> Exercise task
Report how many lines hold the word "答案不唯一"; answer with the number alone.

[Some records]
^^^^^^^^^^^^^^^^

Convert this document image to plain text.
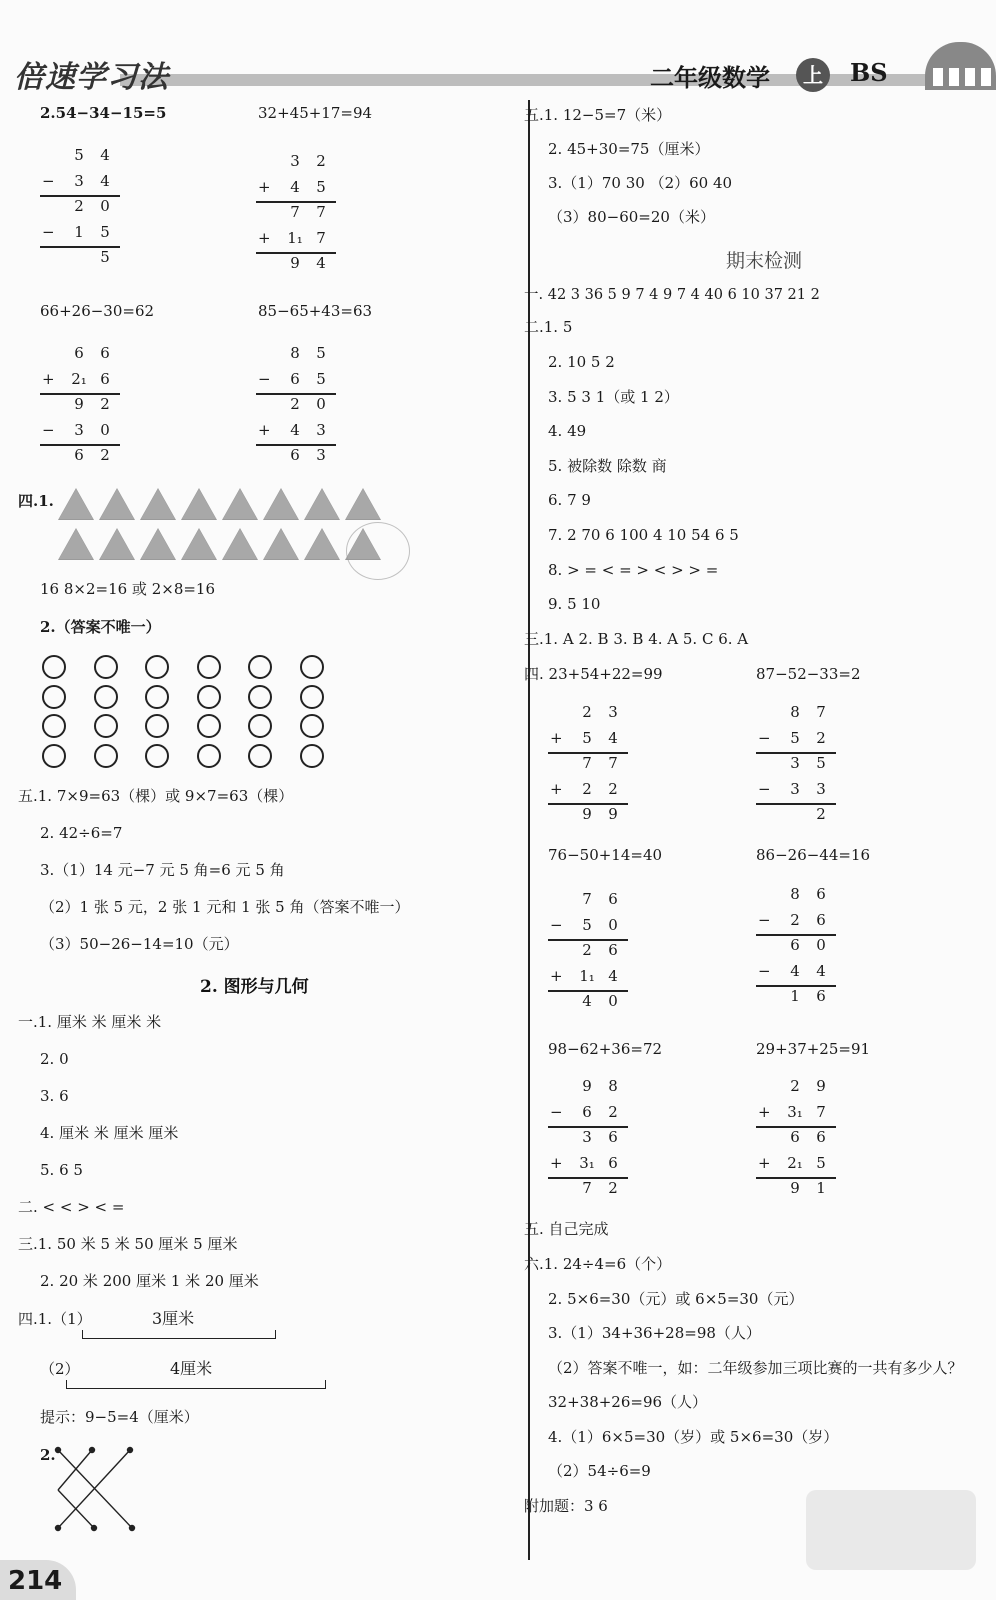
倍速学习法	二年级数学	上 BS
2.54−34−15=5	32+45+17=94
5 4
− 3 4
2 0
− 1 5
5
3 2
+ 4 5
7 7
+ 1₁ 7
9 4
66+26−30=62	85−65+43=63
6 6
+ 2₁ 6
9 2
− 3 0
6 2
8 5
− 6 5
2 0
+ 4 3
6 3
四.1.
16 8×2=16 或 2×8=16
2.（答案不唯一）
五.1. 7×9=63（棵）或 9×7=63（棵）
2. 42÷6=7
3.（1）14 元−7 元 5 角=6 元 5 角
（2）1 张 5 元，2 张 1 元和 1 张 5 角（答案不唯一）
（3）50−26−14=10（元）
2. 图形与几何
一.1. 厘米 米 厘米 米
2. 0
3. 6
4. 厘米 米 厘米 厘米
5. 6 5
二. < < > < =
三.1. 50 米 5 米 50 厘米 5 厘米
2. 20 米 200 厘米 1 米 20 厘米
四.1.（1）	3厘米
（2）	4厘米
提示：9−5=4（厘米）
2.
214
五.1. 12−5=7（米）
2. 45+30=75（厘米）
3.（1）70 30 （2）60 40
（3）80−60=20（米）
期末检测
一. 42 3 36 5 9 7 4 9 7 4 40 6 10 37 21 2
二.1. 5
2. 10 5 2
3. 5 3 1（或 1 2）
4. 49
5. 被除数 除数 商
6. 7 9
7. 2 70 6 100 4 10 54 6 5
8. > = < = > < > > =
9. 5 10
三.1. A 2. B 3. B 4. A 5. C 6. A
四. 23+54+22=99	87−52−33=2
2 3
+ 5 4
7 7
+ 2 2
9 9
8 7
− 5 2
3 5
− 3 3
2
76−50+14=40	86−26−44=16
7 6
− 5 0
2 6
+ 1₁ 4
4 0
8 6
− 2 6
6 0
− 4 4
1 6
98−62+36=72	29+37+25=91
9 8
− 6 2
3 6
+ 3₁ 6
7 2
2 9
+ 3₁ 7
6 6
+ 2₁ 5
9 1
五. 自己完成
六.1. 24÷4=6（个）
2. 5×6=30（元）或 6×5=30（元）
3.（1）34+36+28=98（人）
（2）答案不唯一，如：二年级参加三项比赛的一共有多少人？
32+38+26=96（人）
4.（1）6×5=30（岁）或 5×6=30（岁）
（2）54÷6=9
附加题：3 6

^^^^^^^^^^^^^^^^

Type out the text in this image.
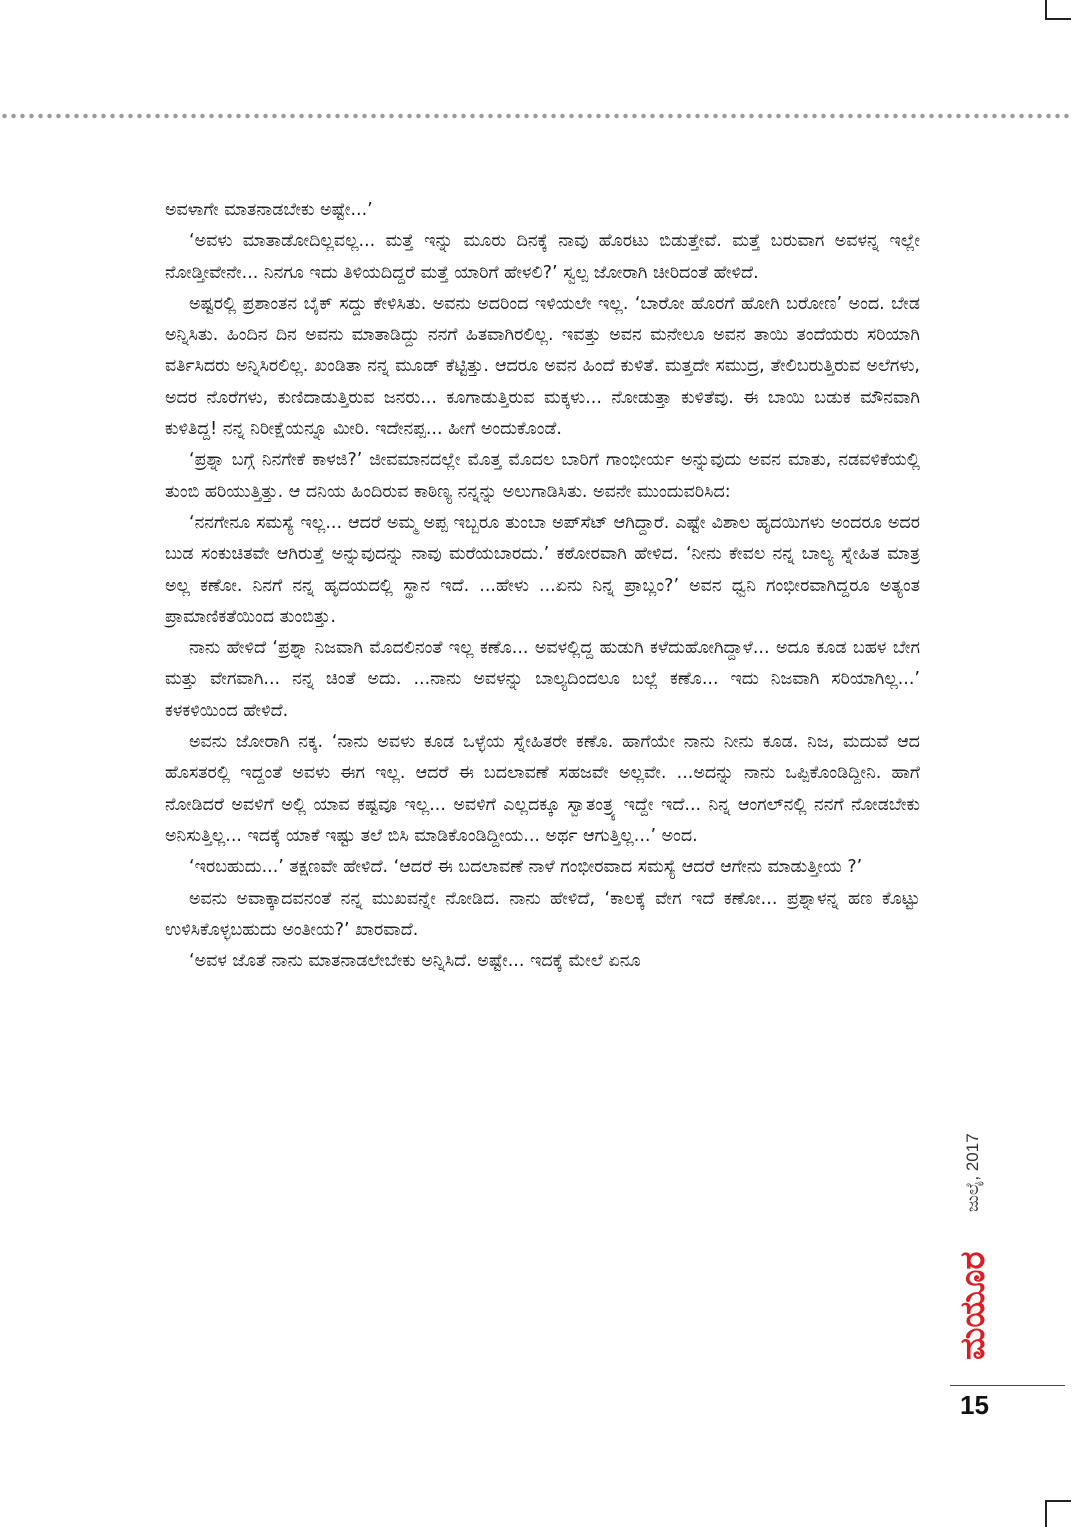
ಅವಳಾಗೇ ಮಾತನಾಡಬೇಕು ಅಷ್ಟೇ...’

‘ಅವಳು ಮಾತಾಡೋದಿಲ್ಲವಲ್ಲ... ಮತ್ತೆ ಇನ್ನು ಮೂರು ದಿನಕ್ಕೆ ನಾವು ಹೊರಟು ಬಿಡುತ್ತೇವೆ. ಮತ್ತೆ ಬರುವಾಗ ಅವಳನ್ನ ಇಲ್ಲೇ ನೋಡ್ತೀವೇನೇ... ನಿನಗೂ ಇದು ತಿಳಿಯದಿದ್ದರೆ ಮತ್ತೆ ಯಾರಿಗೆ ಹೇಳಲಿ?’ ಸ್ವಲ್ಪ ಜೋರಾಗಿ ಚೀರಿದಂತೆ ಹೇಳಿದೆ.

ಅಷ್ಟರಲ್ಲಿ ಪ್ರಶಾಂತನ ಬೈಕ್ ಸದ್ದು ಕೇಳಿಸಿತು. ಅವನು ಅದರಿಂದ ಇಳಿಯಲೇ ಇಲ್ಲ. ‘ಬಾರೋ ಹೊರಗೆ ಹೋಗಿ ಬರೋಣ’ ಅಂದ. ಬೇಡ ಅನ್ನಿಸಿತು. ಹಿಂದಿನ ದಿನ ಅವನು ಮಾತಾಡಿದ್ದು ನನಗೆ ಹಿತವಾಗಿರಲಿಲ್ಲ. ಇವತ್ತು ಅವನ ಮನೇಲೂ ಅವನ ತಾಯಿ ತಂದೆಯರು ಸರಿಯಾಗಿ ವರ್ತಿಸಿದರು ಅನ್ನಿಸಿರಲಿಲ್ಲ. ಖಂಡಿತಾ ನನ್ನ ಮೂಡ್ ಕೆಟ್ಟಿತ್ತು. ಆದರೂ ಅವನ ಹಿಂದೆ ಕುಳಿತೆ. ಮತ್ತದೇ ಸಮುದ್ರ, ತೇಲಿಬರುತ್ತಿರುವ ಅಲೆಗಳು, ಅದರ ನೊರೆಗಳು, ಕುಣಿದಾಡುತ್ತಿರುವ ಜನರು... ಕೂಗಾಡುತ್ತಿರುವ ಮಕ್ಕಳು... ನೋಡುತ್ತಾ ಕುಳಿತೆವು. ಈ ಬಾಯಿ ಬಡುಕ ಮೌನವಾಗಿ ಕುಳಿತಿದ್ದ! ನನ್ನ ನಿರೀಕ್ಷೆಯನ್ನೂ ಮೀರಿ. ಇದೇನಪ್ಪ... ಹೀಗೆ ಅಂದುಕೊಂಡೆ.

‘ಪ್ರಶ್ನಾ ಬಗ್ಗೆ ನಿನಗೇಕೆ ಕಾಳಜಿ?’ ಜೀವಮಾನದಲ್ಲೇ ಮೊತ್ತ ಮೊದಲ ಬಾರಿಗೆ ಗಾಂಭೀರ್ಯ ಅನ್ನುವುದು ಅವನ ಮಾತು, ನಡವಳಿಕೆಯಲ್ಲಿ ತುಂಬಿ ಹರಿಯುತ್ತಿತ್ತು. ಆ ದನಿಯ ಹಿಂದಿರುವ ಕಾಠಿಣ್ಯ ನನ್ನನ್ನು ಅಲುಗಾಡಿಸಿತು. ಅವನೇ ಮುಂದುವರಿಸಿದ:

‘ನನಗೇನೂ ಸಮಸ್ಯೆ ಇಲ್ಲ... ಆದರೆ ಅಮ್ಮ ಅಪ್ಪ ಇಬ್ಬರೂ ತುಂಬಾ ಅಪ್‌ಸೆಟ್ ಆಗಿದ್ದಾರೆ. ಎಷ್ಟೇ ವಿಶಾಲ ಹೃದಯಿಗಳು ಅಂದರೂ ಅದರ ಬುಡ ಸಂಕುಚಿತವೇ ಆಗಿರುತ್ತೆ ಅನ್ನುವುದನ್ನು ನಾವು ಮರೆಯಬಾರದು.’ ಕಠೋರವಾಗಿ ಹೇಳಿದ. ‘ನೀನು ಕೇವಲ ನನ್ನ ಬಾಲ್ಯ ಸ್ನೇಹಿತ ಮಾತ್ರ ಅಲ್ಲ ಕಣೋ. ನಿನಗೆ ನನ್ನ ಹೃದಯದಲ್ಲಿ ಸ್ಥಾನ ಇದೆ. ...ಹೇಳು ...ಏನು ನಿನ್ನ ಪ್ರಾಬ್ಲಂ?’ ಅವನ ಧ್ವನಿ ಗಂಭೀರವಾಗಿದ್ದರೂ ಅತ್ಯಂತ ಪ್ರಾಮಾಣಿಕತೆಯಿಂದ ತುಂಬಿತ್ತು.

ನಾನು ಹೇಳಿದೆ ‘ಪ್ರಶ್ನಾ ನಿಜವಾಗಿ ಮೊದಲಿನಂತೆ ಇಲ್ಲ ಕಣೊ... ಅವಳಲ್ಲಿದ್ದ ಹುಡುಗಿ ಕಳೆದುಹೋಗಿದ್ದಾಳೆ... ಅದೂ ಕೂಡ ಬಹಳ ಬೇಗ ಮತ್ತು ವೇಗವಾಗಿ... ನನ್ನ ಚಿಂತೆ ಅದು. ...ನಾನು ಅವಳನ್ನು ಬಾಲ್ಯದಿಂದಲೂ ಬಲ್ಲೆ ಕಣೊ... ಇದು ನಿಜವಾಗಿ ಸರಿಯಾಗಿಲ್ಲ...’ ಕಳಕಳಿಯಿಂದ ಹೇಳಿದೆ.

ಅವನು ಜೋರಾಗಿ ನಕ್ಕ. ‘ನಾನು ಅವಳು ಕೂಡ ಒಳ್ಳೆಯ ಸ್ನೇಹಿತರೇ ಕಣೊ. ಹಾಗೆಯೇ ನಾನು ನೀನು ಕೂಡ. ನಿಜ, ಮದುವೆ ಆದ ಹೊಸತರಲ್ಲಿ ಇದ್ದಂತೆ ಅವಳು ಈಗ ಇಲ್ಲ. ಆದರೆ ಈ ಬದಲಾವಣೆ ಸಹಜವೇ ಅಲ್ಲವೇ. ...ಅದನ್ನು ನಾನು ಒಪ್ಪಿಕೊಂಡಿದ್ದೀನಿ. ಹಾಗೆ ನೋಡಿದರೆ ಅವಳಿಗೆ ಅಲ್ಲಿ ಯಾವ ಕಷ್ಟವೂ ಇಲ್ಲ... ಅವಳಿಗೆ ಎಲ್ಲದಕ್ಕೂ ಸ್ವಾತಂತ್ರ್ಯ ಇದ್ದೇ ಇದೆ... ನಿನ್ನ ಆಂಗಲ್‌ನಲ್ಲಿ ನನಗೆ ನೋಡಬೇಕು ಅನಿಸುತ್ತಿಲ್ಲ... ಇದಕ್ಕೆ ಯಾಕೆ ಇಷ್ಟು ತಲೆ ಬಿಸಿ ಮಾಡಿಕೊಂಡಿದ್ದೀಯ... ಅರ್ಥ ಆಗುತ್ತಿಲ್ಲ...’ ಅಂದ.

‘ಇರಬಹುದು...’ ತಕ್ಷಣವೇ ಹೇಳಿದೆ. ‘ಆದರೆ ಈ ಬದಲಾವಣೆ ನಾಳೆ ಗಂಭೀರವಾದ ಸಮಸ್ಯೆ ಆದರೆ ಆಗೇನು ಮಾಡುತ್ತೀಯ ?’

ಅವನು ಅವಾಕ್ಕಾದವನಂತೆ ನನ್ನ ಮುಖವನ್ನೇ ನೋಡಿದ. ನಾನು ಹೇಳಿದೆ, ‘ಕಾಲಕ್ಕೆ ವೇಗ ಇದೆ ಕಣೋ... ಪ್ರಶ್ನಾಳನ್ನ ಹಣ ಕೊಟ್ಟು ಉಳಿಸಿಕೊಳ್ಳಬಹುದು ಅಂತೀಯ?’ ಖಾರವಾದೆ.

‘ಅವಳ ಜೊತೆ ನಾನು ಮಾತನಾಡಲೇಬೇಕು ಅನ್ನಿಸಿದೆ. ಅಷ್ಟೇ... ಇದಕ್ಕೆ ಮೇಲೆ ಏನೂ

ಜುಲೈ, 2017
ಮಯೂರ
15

^^^^^^^^^^^^^^^^

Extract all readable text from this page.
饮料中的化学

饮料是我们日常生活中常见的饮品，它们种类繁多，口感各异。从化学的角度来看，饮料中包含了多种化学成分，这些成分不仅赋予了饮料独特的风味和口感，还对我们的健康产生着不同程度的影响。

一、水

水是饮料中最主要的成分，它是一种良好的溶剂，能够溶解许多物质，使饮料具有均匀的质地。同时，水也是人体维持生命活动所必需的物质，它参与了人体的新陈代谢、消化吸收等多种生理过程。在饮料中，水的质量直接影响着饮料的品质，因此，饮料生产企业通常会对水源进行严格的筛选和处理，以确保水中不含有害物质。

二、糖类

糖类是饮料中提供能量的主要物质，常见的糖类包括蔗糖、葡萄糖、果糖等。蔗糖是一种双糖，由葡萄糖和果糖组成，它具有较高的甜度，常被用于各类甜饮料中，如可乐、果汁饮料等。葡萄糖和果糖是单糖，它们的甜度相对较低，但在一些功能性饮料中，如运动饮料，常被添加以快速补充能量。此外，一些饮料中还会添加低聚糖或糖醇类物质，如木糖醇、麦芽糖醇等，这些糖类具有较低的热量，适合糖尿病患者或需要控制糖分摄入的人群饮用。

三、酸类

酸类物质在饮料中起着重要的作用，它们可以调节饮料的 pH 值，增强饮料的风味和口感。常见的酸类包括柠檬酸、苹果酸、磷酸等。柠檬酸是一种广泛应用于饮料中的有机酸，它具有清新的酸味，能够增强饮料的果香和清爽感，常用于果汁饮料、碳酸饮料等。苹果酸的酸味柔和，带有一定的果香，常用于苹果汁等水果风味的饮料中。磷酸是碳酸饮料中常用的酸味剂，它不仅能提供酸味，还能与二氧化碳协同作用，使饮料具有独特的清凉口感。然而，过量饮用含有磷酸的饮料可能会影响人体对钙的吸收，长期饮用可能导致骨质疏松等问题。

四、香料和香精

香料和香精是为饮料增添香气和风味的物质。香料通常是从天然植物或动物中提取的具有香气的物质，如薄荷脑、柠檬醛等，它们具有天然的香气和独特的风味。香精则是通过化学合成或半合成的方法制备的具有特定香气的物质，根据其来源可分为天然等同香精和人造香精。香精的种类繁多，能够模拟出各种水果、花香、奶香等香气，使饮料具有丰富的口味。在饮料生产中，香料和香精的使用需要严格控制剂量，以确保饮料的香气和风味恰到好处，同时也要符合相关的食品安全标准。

^^^^^^^^^^^^^^^^

> Answer in full
3